DO THIS:
Every entry below must appear again, exactly as written.

┄┄┄┄┄┄┄┄┄┄

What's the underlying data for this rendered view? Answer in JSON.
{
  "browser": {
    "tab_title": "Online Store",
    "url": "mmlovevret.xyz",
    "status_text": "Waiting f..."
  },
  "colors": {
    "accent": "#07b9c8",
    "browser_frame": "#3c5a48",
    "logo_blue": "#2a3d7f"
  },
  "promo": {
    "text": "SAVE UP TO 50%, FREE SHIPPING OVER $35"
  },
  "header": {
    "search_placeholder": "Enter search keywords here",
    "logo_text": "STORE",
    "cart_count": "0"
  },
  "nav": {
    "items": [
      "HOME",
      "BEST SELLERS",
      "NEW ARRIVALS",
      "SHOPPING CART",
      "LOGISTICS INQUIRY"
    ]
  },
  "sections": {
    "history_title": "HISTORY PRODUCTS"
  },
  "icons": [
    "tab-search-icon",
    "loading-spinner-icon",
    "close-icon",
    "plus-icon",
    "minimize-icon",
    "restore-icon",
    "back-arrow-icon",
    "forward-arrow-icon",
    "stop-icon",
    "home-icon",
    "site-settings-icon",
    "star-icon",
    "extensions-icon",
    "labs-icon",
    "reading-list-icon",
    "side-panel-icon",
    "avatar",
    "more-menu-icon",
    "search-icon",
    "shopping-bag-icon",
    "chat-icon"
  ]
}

┄┄┄┄┄┄┄┄┄┄

PROBLEM SOLUTION:
What's the underlying data for this rendered view? Answer in JSON.
{
  "browser": {
    "tab_title": "Online Store",
    "url": "mmlovevret.xyz",
    "status_text": "Waiting f..."
  },
  "colors": {
    "accent": "#07b9c8",
    "browser_frame": "#3c5a48",
    "logo_blue": "#2a3d7f"
  },
  "promo": {
    "text": "SAVE UP TO 50%, FREE SHIPPING OVER $35"
  },
  "header": {
    "search_placeholder": "Enter search keywords here",
    "logo_text": "STORE",
    "cart_count": "0"
  },
  "nav": {
    "items": [
      "HOME",
      "BEST SELLERS",
      "NEW ARRIVALS",
      "SHOPPING CART",
      "LOGISTICS INQUIRY"
    ]
  },
  "sections": {
    "history_title": "HISTORY PRODUCTS"
  },
  "icons": [
    "tab-search-icon",
    "loading-spinner-icon",
    "close-icon",
    "plus-icon",
    "minimize-icon",
    "restore-icon",
    "back-arrow-icon",
    "forward-arrow-icon",
    "stop-icon",
    "home-icon",
    "site-settings-icon",
    "star-icon",
    "extensions-icon",
    "labs-icon",
    "reading-list-icon",
    "side-panel-icon",
    "avatar",
    "more-menu-icon",
    "search-icon",
    "shopping-bag-icon",
    "chat-icon"
  ]
}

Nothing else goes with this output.